_Set exercise_: All records must be quoted exactly. Omit the pictures.

_Data listing_:
○ ○ ○ ○

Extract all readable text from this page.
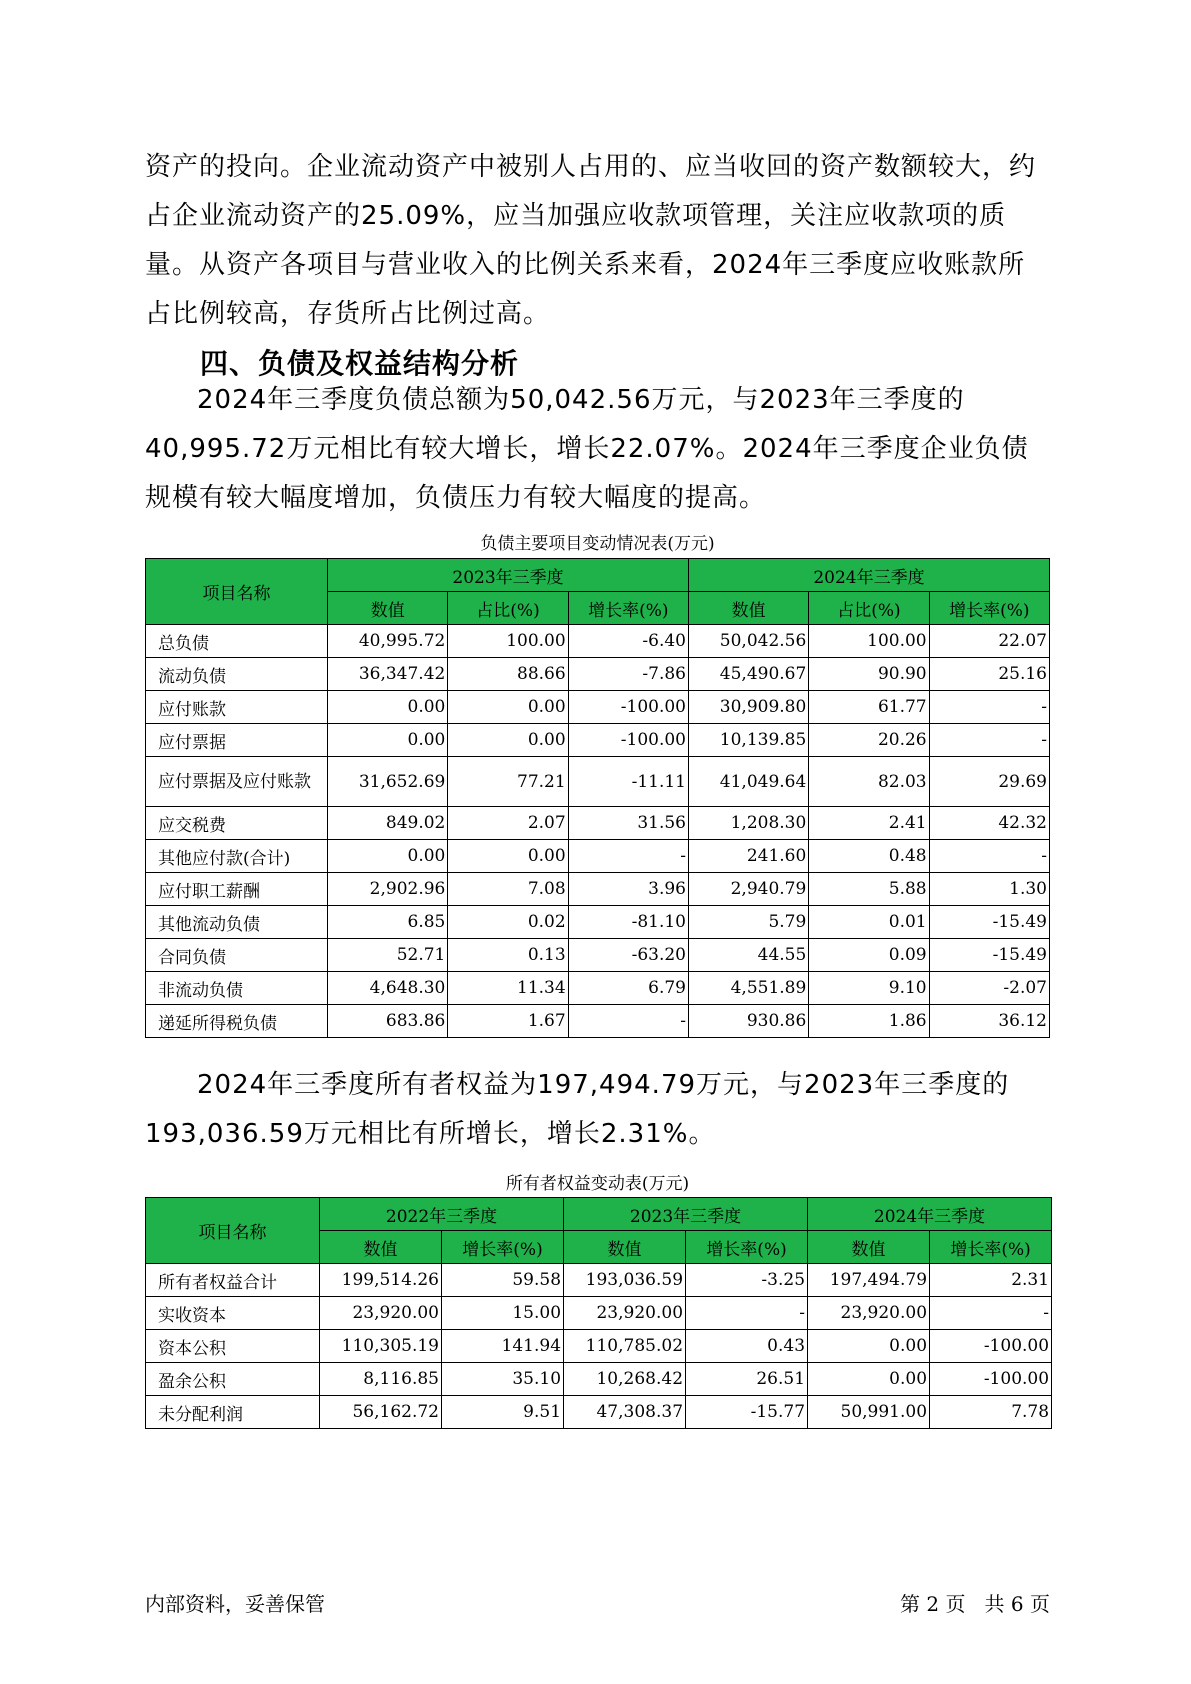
资产的投向。企业流动资产中被别人占用的、应当收回的资产数额较大，约占企业流动资产的25.09%，应当加强应收款项管理，关注应收款项的质量。从资产各项目与营业收入的比例关系来看，2024年三季度应收账款所占比例较高，存货所占比例过高。

四、负债及权益结构分析

2024年三季度负债总额为50,042.56万元，与2023年三季度的40,995.72万元相比有较大增长，增长22.07%。2024年三季度企业负债规模有较大幅度增加，负债压力有较大幅度的提高。

负债主要项目变动情况表(万元)
项目名称	2023年三季度			2024年三季度		
	数值	占比(%)	增长率(%)	数值	占比(%)	增长率(%)
总负债	40,995.72	100.00	-6.40	50,042.56	100.00	22.07
流动负债	36,347.42	88.66	-7.86	45,490.67	90.90	25.16
应付账款	0.00	0.00	-100.00	30,909.80	61.77	-
应付票据	0.00	0.00	-100.00	10,139.85	20.26	-
应付票据及应付账款	31,652.69	77.21	-11.11	41,049.64	82.03	29.69
应交税费	849.02	2.07	31.56	1,208.30	2.41	42.32
其他应付款(合计)	0.00	0.00	-	241.60	0.48	-
应付职工薪酬	2,902.96	7.08	3.96	2,940.79	5.88	1.30
其他流动负债	6.85	0.02	-81.10	5.79	0.01	-15.49
合同负债	52.71	0.13	-63.20	44.55	0.09	-15.49
非流动负债	4,648.30	11.34	6.79	4,551.89	9.10	-2.07
递延所得税负债	683.86	1.67	-	930.86	1.86	36.12

2024年三季度所有者权益为197,494.79万元，与2023年三季度的193,036.59万元相比有所增长，增长2.31%。

所有者权益变动表(万元)
项目名称	2022年三季度		2023年三季度		2024年三季度	
	数值	增长率(%)	数值	增长率(%)	数值	增长率(%)
所有者权益合计	199,514.26	59.58	193,036.59	-3.25	197,494.79	2.31
实收资本	23,920.00	15.00	23,920.00	-	23,920.00	-
资本公积	110,305.19	141.94	110,785.02	0.43	0.00	-100.00
盈余公积	8,116.85	35.10	10,268.42	26.51	0.00	-100.00
未分配利润	56,162.72	9.51	47,308.37	-15.77	50,991.00	7.78
内部资料，妥善保管	第 2 页   共 6 页
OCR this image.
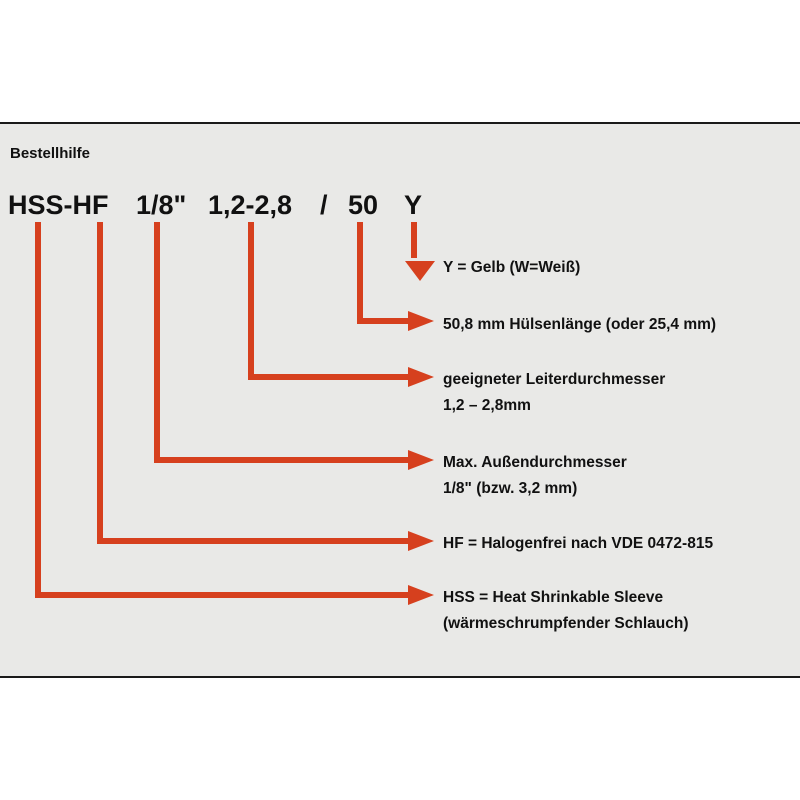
Bestellhilfe
HSS-HF 1/8" 1,2-2,8 / 50 Y
Y = Gelb (W=Weiß)
50,8 mm Hülsenlänge (oder 25,4 mm)
geeigneter Leiterdurchmesser
1,2 – 2,8mm
Max. Außendurchmesser
1/8" (bzw. 3,2 mm)
HF = Halogenfrei nach VDE 0472-815
HSS = Heat Shrinkable Sleeve
(wärmeschrumpfender Schlauch)
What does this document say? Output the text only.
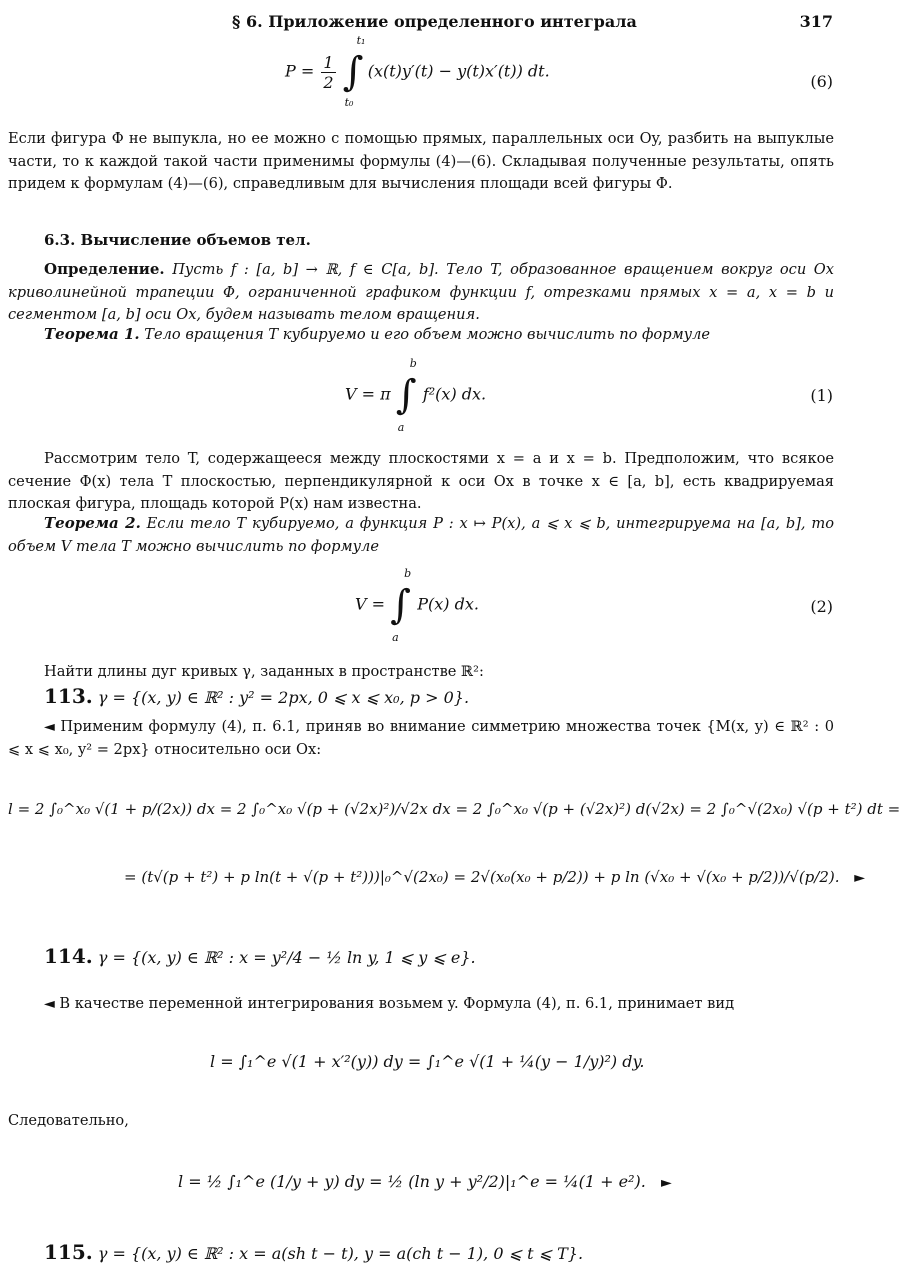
§ 6. Приложение определенного интеграла	317
$P = \frac{1}{2}$ ∫
t₁
t₀
(x(t)y′(t) − y(t)x′(t)) dt.
(6)
Если фигура Φ не выпукла, но ее можно с помощью прямых, параллельных оси Oy, разбить на выпуклые части, то к каждой такой части применимы формулы (4)—(6). Складывая полученные результаты, опять придем к формулам (4)—(6), справедливым для вычисления площади всей фигуры Φ.
6.3. Вычисление объемов тел.
Определение. Пусть f : [a, b] → ℝ, f ∈ C[a, b]. Тело T, образованное вращением вокруг оси Ox криволинейной трапеции Φ, ограниченной графиком функции f, отрезками прямых x = a, x = b и сегментом [a, b] оси Ox, будем называть телом вращения.
Теорема 1. Тело вращения T кубируемо и его объем можно вычислить по формуле
V = π ∫
b
a
f²(x) dx.	(1)
Рассмотрим тело T, содержащееся между плоскостями x = a и x = b. Предположим, что всякое сечение Φ(x) тела T плоскостью, перпендикулярной к оси Ox в точке x ∈ [a, b], есть квадрируемая плоская фигура, площадь которой P(x) нам известна.
Теорема 2. Если тело T кубируемо, а функция P : x ↦ P(x), a ⩽ x ⩽ b, интегрируема на [a, b], то объем V тела T можно вычислить по формуле
V = ∫
b
a
P(x) dx.	(2)
Найти длины дуг кривых γ, заданных в пространстве ℝ²:
113. γ = {(x, y) ∈ ℝ² : y² = 2px, 0 ⩽ x ⩽ x₀, p > 0}.
◄ Применим формулу (4), п. 6.1, приняв во внимание симметрию множества точек {M(x, y) ∈ ℝ² : 0 ⩽ x ⩽ x₀, y² = 2px} относительно оси Ox:
l = 2 ∫₀^x₀ √(1 + p/(2x)) dx = 2 ∫₀^x₀ √(p + (√2x)²)/√2x dx = 2 ∫₀^x₀ √(p + (√2x)²) d(√2x) = 2 ∫₀^√(2x₀) √(p + t²) dt =
= (t√(p + t²) + p ln(t + √(p + t²)))|₀^√(2x₀) = 2√(x₀(x₀ + p/2)) + p ln (√x₀ + √(x₀ + p/2))/√(p/2). ►
114. γ = {(x, y) ∈ ℝ² : x = y²/4 − ½ ln y, 1 ⩽ y ⩽ e}.
◄ В качестве переменной интегрирования возьмем y. Формула (4), п. 6.1, принимает вид
l = ∫₁^e √(1 + x′²(y)) dy = ∫₁^e √(1 + ¼(y − 1/y)²) dy.
Следовательно,
l = ½ ∫₁^e (1/y + y) dy = ½ (ln y + y²/2)|₁^e = ¼(1 + e²). ►
115. γ = {(x, y) ∈ ℝ² : x = a(sh t − t), y = a(ch t − 1), 0 ⩽ t ⩽ T}.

○ ○ ○ ○

_Answer to this problem_:
Extract all readable text from this page.
资产的投向。企业流动资产中被别人占用的、应当收回的资产数额较大，约占企业流动资产的25.09%，应当加强应收款项管理，关注应收款项的质量。从资产各项目与营业收入的比例关系来看，2024年三季度应收账款所占比例较高，存货所占比例过高。

四、负债及权益结构分析

2024年三季度负债总额为50,042.56万元，与2023年三季度的40,995.72万元相比有较大增长，增长22.07%。2024年三季度企业负债规模有较大幅度增加，负债压力有较大幅度的提高。

负债主要项目变动情况表(万元)
项目名称	2023年三季度			2024年三季度		
	数值	占比(%)	增长率(%)	数值	占比(%)	增长率(%)
总负债	40,995.72	100.00	-6.40	50,042.56	100.00	22.07
流动负债	36,347.42	88.66	-7.86	45,490.67	90.90	25.16
应付账款	0.00	0.00	-100.00	30,909.80	61.77	-
应付票据	0.00	0.00	-100.00	10,139.85	20.26	-
应付票据及应付账款	31,652.69	77.21	-11.11	41,049.64	82.03	29.69
应交税费	849.02	2.07	31.56	1,208.30	2.41	42.32
其他应付款(合计)	0.00	0.00	-	241.60	0.48	-
应付职工薪酬	2,902.96	7.08	3.96	2,940.79	5.88	1.30
其他流动负债	6.85	0.02	-81.10	5.79	0.01	-15.49
合同负债	52.71	0.13	-63.20	44.55	0.09	-15.49
非流动负债	4,648.30	11.34	6.79	4,551.89	9.10	-2.07
递延所得税负债	683.86	1.67	-	930.86	1.86	36.12

2024年三季度所有者权益为197,494.79万元，与2023年三季度的193,036.59万元相比有所增长，增长2.31%。

所有者权益变动表(万元)
项目名称	2022年三季度		2023年三季度		2024年三季度	
	数值	增长率(%)	数值	增长率(%)	数值	增长率(%)
所有者权益合计	199,514.26	59.58	193,036.59	-3.25	197,494.79	2.31
实收资本	23,920.00	15.00	23,920.00	-	23,920.00	-
资本公积	110,305.19	141.94	110,785.02	0.43	0.00	-100.00
盈余公积	8,116.85	35.10	10,268.42	26.51	0.00	-100.00
未分配利润	56,162.72	9.51	47,308.37	-15.77	50,991.00	7.78
内部资料，妥善保管	第 2 页   共 6 页
OCR this image.
Bestellhilfe
HSS-HF 1/8" 1,2-2,8 / 50 Y
Y = Gelb (W=Weiß)
50,8 mm Hülsenlänge (oder 25,4 mm)
geeigneter Leiterdurchmesser
1,2 – 2,8mm
Max. Außendurchmesser
1/8" (bzw. 3,2 mm)
HF = Halogenfrei nach VDE 0472-815
HSS = Heat Shrinkable Sleeve
(wärmeschrumpfender Schlauch)
What does this document say? Output the text only.
§ 6. Приложение определенного интеграла	317
$P = \frac{1}{2}$ ∫
t₁
t₀
(x(t)y′(t) − y(t)x′(t)) dt.
(6)
Если фигура Φ не выпукла, но ее можно с помощью прямых, параллельных оси Oy, разбить на выпуклые части, то к каждой такой части применимы формулы (4)—(6). Складывая полученные результаты, опять придем к формулам (4)—(6), справедливым для вычисления площади всей фигуры Φ.
6.3. Вычисление объемов тел.
Определение. Пусть f : [a, b] → ℝ, f ∈ C[a, b]. Тело T, образованное вращением вокруг оси Ox криволинейной трапеции Φ, ограниченной графиком функции f, отрезками прямых x = a, x = b и сегментом [a, b] оси Ox, будем называть телом вращения.
Теорема 1. Тело вращения T кубируемо и его объем можно вычислить по формуле
V = π ∫
b
a
f²(x) dx.	(1)
Рассмотрим тело T, содержащееся между плоскостями x = a и x = b. Предположим, что всякое сечение Φ(x) тела T плоскостью, перпендикулярной к оси Ox в точке x ∈ [a, b], есть квадрируемая плоская фигура, площадь которой P(x) нам известна.
Теорема 2. Если тело T кубируемо, а функция P : x ↦ P(x), a ⩽ x ⩽ b, интегрируема на [a, b], то объем V тела T можно вычислить по формуле
V = ∫
b
a
P(x) dx.	(2)
Найти длины дуг кривых γ, заданных в пространстве ℝ²:
113. γ = {(x, y) ∈ ℝ² : y² = 2px, 0 ⩽ x ⩽ x₀, p > 0}.
◄ Применим формулу (4), п. 6.1, приняв во внимание симметрию множества точек {M(x, y) ∈ ℝ² : 0 ⩽ x ⩽ x₀, y² = 2px} относительно оси Ox:
l = 2 ∫₀^x₀ √(1 + p/(2x)) dx = 2 ∫₀^x₀ √(p + (√2x)²)/√2x dx = 2 ∫₀^x₀ √(p + (√2x)²) d(√2x) = 2 ∫₀^√(2x₀) √(p + t²) dt =
= (t√(p + t²) + p ln(t + √(p + t²)))|₀^√(2x₀) = 2√(x₀(x₀ + p/2)) + p ln (√x₀ + √(x₀ + p/2))/√(p/2). ►
114. γ = {(x, y) ∈ ℝ² : x = y²/4 − ½ ln y, 1 ⩽ y ⩽ e}.
◄ В качестве переменной интегрирования возьмем y. Формула (4), п. 6.1, принимает вид
l = ∫₁^e √(1 + x′²(y)) dy = ∫₁^e √(1 + ¼(y − 1/y)²) dy.
Следовательно,
l = ½ ∫₁^e (1/y + y) dy = ½ (ln y + y²/2)|₁^e = ¼(1 + e²). ►
115. γ = {(x, y) ∈ ℝ² : x = a(sh t − t), y = a(ch t − 1), 0 ⩽ t ⩽ T}.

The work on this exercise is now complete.